■ To be done
Can you copy out, unchanged, the part of the records that begins with their first line and ends with the line containing "close-tab-icon[interactable]: ✕ bbox=[221, 6, 227, 14]", including both of those lines?

■ Dataset extract
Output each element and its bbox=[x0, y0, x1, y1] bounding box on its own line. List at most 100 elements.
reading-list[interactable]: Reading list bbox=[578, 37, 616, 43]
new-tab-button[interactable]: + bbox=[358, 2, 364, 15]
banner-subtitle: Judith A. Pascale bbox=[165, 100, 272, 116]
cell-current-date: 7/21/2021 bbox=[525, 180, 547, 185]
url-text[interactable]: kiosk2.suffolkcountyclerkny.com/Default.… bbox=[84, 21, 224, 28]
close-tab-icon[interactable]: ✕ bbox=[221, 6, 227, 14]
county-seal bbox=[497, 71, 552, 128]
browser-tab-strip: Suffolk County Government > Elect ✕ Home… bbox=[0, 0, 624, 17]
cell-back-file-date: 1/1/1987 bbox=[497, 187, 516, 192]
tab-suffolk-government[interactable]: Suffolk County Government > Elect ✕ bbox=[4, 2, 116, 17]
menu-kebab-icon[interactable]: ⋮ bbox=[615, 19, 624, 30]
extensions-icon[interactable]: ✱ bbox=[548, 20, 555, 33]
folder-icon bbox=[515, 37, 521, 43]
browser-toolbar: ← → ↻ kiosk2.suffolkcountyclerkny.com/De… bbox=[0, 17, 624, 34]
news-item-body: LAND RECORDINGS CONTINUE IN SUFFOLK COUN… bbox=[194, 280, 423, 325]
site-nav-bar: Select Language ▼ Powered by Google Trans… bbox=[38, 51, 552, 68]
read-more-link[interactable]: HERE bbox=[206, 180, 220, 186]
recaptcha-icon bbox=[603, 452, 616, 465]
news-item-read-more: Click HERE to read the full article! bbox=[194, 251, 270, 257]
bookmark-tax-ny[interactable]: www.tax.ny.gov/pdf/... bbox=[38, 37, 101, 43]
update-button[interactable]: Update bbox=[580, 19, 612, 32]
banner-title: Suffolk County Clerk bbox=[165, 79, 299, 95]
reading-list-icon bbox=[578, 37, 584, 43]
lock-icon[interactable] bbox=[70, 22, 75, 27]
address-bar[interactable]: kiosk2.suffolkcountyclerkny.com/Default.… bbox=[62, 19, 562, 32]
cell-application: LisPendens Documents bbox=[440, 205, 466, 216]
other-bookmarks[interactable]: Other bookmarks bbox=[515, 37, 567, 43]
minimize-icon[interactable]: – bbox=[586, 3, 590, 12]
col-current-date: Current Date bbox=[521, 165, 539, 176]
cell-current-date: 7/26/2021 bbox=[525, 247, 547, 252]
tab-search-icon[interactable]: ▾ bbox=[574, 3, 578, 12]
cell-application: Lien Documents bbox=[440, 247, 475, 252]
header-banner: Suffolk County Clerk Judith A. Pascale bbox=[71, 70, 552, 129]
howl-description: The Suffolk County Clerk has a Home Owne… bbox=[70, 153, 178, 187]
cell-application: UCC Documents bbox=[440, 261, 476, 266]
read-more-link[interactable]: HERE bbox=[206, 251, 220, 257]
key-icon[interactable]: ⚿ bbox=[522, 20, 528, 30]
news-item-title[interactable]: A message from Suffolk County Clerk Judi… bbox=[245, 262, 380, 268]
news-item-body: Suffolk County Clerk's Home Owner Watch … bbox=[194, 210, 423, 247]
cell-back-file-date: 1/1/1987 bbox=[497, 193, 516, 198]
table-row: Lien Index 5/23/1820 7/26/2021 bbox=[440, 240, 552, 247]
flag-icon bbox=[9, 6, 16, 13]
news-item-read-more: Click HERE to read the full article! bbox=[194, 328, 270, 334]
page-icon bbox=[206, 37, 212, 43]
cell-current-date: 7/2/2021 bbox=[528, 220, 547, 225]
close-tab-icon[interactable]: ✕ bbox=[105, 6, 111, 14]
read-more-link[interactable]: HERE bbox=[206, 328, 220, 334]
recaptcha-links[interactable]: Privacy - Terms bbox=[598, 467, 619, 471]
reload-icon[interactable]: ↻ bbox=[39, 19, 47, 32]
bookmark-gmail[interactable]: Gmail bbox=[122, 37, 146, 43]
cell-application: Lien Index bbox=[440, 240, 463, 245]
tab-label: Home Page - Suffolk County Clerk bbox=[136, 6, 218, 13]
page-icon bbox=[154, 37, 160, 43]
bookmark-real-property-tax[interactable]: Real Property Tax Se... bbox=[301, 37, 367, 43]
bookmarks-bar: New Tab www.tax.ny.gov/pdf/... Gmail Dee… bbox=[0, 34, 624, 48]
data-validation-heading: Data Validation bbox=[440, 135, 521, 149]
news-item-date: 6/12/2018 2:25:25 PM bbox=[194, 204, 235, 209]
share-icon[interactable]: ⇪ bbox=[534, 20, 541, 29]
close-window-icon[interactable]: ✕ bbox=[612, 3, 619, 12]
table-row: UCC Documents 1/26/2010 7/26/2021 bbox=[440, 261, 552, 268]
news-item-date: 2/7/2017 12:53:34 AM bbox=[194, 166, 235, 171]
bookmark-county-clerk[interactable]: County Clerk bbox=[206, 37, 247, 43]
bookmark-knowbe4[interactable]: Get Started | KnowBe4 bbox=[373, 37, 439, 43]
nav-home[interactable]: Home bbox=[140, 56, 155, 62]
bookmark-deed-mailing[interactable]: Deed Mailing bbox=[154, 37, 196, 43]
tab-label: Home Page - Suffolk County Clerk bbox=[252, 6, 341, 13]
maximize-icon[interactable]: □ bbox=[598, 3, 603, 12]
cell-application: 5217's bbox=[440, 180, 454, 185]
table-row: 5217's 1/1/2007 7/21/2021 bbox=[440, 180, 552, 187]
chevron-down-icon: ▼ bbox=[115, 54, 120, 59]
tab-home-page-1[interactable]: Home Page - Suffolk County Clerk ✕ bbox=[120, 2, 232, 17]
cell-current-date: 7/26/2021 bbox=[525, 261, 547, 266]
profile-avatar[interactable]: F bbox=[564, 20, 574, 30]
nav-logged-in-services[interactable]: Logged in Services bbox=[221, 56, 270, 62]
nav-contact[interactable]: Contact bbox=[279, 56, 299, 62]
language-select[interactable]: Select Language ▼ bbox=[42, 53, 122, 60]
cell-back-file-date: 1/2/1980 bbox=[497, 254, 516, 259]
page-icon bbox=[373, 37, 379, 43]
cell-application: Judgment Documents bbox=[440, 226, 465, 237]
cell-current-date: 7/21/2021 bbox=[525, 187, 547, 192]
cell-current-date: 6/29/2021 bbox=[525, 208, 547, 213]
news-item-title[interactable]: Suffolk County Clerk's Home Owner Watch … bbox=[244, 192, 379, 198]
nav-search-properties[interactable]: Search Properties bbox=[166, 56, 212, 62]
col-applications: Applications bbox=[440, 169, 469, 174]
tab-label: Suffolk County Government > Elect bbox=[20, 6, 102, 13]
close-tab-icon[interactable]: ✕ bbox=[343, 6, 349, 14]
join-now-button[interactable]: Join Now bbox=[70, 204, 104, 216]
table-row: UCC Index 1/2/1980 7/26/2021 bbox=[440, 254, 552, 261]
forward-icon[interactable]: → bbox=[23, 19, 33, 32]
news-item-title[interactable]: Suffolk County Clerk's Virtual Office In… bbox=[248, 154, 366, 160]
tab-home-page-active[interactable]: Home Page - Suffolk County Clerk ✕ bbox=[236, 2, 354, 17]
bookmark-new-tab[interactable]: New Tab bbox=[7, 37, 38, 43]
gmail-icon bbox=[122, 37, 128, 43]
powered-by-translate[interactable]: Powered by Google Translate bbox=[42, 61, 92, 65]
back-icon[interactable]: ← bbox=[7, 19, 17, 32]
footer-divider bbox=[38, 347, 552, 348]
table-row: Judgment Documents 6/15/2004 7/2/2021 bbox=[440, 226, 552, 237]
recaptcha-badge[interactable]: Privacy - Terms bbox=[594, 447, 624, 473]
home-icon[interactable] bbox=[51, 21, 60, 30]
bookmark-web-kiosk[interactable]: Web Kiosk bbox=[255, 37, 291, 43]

■ Problem solution
Output each element and its bbox=[x0, y0, x1, y1] bounding box on its own line. List at most 100 elements.
reading-list[interactable]: Reading list bbox=[578, 37, 616, 43]
new-tab-button[interactable]: + bbox=[358, 2, 364, 15]
banner-subtitle: Judith A. Pascale bbox=[165, 100, 272, 116]
cell-current-date: 7/21/2021 bbox=[525, 180, 547, 185]
url-text[interactable]: kiosk2.suffolkcountyclerkny.com/Default.… bbox=[84, 21, 224, 28]
close-tab-icon[interactable]: ✕ bbox=[221, 6, 227, 14]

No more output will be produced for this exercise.